### The exercise
Write the entries below out again exactly; any picture in them stays out.

BEGIN Source data

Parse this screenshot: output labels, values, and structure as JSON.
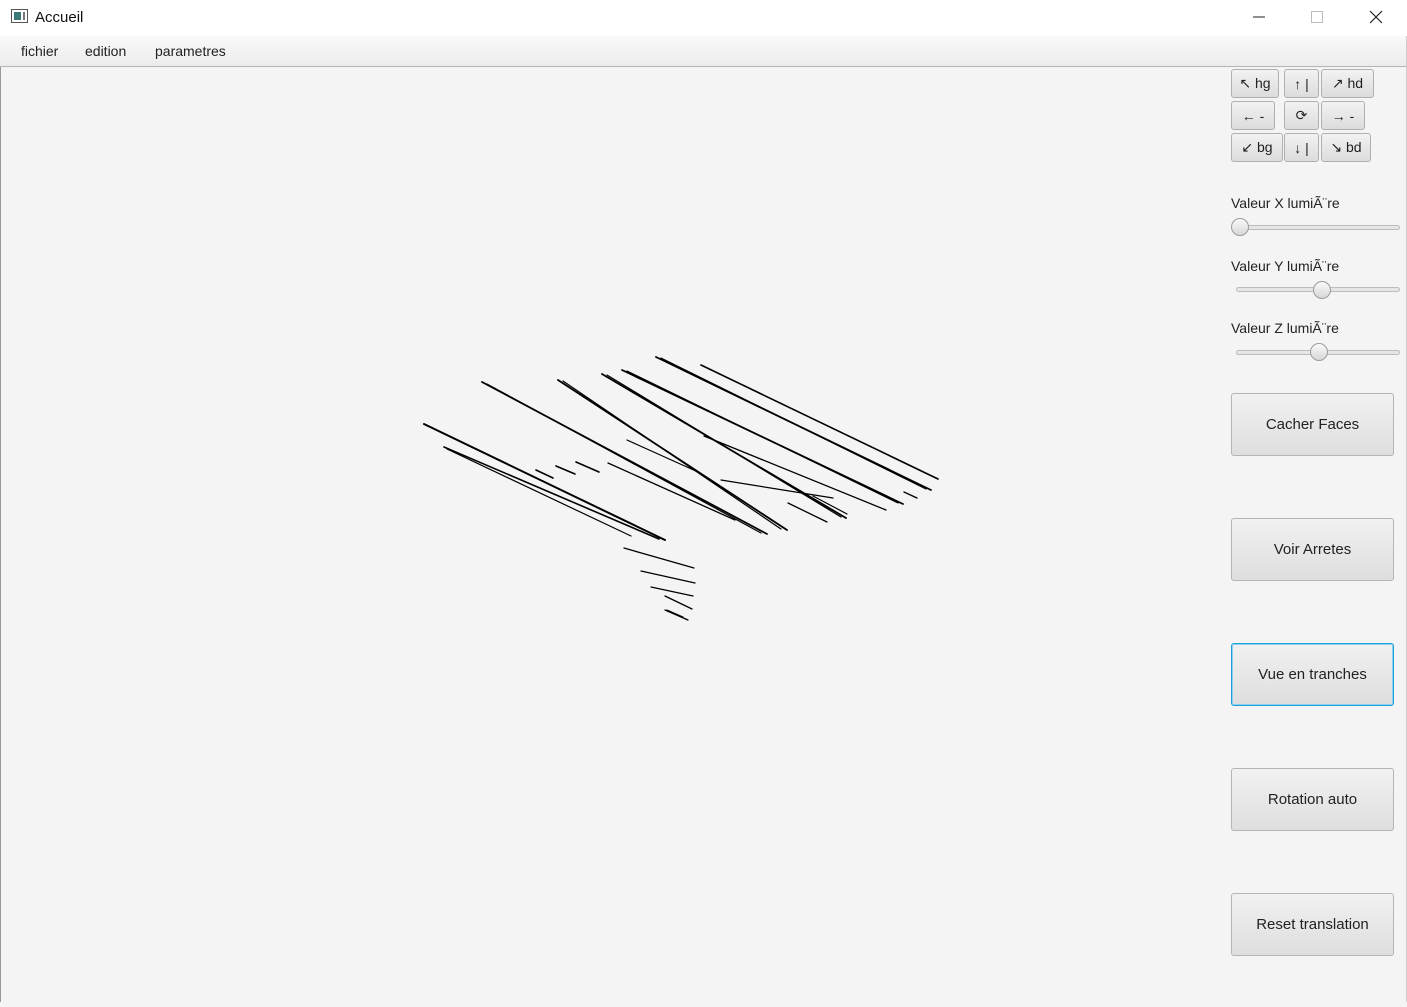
{
  "window": {
    "title": "Accueil",
    "controls": {
      "minimize": "minimize-icon",
      "maximize": "maximize-icon",
      "close": "close-icon"
    }
  },
  "menu": {
    "items": [
      "fichier",
      "edition",
      "parametres"
    ]
  },
  "nav": {
    "hg": "↖ hg",
    "up": "↑ |",
    "hd": "↗ hd",
    "left": "← -",
    "center": "⟳",
    "right": "→ -",
    "bg": "↙ bg",
    "down": "↓ |",
    "bd": "↘ bd"
  },
  "sliders": [
    {
      "label": "Valeur X lumiÃ¨re",
      "value_fraction": 0.0
    },
    {
      "label": "Valeur Y lumiÃ¨re",
      "value_fraction": 0.52
    },
    {
      "label": "Valeur Z lumiÃ¨re",
      "value_fraction": 0.5
    }
  ],
  "buttons": {
    "hide_faces": "Cacher Faces",
    "show_edges": "Voir Arretes",
    "slice_view": "Vue en tranches",
    "auto_rotation": "Rotation auto",
    "reset_translation": "Reset translation"
  },
  "colors": {
    "focus_border": "#1ea0dc",
    "background": "#f4f4f4",
    "model_lines": "#000000"
  }
}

END Source data

### Task result
Parse this screenshot: output labels, values, and structure as JSON.
{
  "window": {
    "title": "Accueil",
    "controls": {
      "minimize": "minimize-icon",
      "maximize": "maximize-icon",
      "close": "close-icon"
    }
  },
  "menu": {
    "items": [
      "fichier",
      "edition",
      "parametres"
    ]
  },
  "nav": {
    "hg": "↖ hg",
    "up": "↑ |",
    "hd": "↗ hd",
    "left": "← -",
    "center": "⟳",
    "right": "→ -",
    "bg": "↙ bg",
    "down": "↓ |",
    "bd": "↘ bd"
  },
  "sliders": [
    {
      "label": "Valeur X lumiÃ¨re",
      "value_fraction": 0.0
    },
    {
      "label": "Valeur Y lumiÃ¨re",
      "value_fraction": 0.52
    },
    {
      "label": "Valeur Z lumiÃ¨re",
      "value_fraction": 0.5
    }
  ],
  "buttons": {
    "hide_faces": "Cacher Faces",
    "show_edges": "Voir Arretes",
    "slice_view": "Vue en tranches",
    "auto_rotation": "Rotation auto",
    "reset_translation": "Reset translation"
  },
  "colors": {
    "focus_border": "#1ea0dc",
    "background": "#f4f4f4",
    "model_lines": "#000000"
  }
}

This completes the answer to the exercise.